**Your task**
Send back all the data below, exactly as given.

Data records
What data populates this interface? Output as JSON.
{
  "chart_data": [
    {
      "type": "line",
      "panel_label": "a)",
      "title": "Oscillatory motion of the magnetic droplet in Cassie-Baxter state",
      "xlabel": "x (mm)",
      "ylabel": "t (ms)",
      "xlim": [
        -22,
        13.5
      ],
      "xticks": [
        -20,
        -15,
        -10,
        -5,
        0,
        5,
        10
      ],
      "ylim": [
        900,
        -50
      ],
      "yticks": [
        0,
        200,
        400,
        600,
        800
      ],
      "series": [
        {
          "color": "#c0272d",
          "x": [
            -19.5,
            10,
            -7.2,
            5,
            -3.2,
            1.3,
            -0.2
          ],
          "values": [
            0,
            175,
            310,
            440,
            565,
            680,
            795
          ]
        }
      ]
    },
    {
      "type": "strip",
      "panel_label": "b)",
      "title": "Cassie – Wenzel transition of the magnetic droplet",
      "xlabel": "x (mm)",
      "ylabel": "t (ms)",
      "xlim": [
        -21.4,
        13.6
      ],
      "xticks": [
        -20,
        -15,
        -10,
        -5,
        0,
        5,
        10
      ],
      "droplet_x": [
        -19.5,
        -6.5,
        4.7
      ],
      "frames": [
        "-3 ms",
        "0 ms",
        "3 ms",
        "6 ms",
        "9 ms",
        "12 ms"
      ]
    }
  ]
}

**Reply**
What data populates this interface? Output as JSON.
{
  "chart_data": [
    {
      "type": "line",
      "panel_label": "a)",
      "title": "Oscillatory motion of the magnetic droplet in Cassie-Baxter state",
      "xlabel": "x (mm)",
      "ylabel": "t (ms)",
      "xlim": [
        -22,
        13.5
      ],
      "xticks": [
        -20,
        -15,
        -10,
        -5,
        0,
        5,
        10
      ],
      "ylim": [
        900,
        -50
      ],
      "yticks": [
        0,
        200,
        400,
        600,
        800
      ],
      "series": [
        {
          "color": "#c0272d",
          "x": [
            -19.5,
            10,
            -7.2,
            5,
            -3.2,
            1.3,
            -0.2
          ],
          "values": [
            0,
            175,
            310,
            440,
            565,
            680,
            795
          ]
        }
      ]
    },
    {
      "type": "strip",
      "panel_label": "b)",
      "title": "Cassie – Wenzel transition of the magnetic droplet",
      "xlabel": "x (mm)",
      "ylabel": "t (ms)",
      "xlim": [
        -21.4,
        13.6
      ],
      "xticks": [
        -20,
        -15,
        -10,
        -5,
        0,
        5,
        10
      ],
      "droplet_x": [
        -19.5,
        -6.5,
        4.7
      ],
      "frames": [
        "-3 ms",
        "0 ms",
        "3 ms",
        "6 ms",
        "9 ms",
        "12 ms"
      ]
    }
  ]
}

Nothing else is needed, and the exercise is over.